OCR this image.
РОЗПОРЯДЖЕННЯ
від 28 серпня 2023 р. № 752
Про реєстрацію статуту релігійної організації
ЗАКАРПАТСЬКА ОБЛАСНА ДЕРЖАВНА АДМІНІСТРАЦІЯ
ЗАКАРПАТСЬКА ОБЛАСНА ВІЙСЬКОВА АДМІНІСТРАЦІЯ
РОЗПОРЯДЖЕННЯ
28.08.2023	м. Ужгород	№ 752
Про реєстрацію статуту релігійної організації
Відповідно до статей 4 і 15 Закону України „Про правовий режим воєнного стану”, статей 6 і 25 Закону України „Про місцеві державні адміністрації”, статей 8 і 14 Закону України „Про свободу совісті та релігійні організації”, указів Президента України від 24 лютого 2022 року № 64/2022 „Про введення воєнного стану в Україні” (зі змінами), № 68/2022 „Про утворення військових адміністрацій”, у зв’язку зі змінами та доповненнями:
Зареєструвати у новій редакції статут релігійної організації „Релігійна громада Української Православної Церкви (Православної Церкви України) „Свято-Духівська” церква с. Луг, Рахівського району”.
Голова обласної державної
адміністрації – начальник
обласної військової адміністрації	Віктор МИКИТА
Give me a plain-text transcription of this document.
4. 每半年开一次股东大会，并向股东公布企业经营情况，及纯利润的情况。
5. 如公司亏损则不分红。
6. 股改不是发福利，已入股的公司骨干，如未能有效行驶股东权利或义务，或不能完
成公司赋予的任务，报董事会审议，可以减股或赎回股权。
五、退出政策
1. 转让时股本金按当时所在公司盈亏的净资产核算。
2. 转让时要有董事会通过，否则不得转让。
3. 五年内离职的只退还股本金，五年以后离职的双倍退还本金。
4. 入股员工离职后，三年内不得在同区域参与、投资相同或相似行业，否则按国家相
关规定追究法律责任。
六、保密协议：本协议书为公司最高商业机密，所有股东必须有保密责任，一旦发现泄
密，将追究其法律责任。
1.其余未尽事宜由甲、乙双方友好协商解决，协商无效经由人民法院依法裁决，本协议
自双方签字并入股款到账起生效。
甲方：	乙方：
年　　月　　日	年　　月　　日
|---|
= Instructions for the task =
Give all the records again. Match them exactly.

= Reply to the task =
OCR this image.
РОЗПОРЯДЖЕННЯ
від 28 серпня 2023 р. № 752
Про реєстрацію статуту релігійної організації
ЗАКАРПАТСЬКА ОБЛАСНА ДЕРЖАВНА АДМІНІСТРАЦІЯ
ЗАКАРПАТСЬКА ОБЛАСНА ВІЙСЬКОВА АДМІНІСТРАЦІЯ
РОЗПОРЯДЖЕННЯ
28.08.2023	м. Ужгород	№ 752
Про реєстрацію статуту релігійної організації
Відповідно до статей 4 і 15 Закону України „Про правовий режим воєнного стану”, статей 6 і 25 Закону України „Про місцеві державні адміністрації”, статей 8 і 14 Закону України „Про свободу совісті та релігійні організації”, указів Президента України від 24 лютого 2022 року № 64/2022 „Про введення воєнного стану в Україні” (зі змінами), № 68/2022 „Про утворення військових адміністрацій”, у зв’язку зі змінами та доповненнями:
Зареєструвати у новій редакції статут релігійної організації „Релігійна громада Української Православної Церкви (Православної Церкви України) „Свято-Духівська” церква с. Луг, Рахівського району”.
Голова обласної державної
адміністрації – начальник
обласної військової адміністрації	Віктор МИКИТА
Give me a plain-text transcription of this document.
4. 每半年开一次股东大会，并向股东公布企业经营情况，及纯利润的情况。
5. 如公司亏损则不分红。
6. 股改不是发福利，已入股的公司骨干，如未能有效行驶股东权利或义务，或不能完
成公司赋予的任务，报董事会审议，可以减股或赎回股权。
五、退出政策
1. 转让时股本金按当时所在公司盈亏的净资产核算。
2. 转让时要有董事会通过，否则不得转让。
3. 五年内离职的只退还股本金，五年以后离职的双倍退还本金。
4. 入股员工离职后，三年内不得在同区域参与、投资相同或相似行业，否则按国家相
关规定追究法律责任。
六、保密协议：本协议书为公司最高商业机密，所有股东必须有保密责任，一旦发现泄
密，将追究其法律责任。
1.其余未尽事宜由甲、乙双方友好协商解决，协商无效经由人民法院依法裁决，本协议
自双方签字并入股款到账起生效。
甲方：	乙方：
年　　月　　日	年　　月　　日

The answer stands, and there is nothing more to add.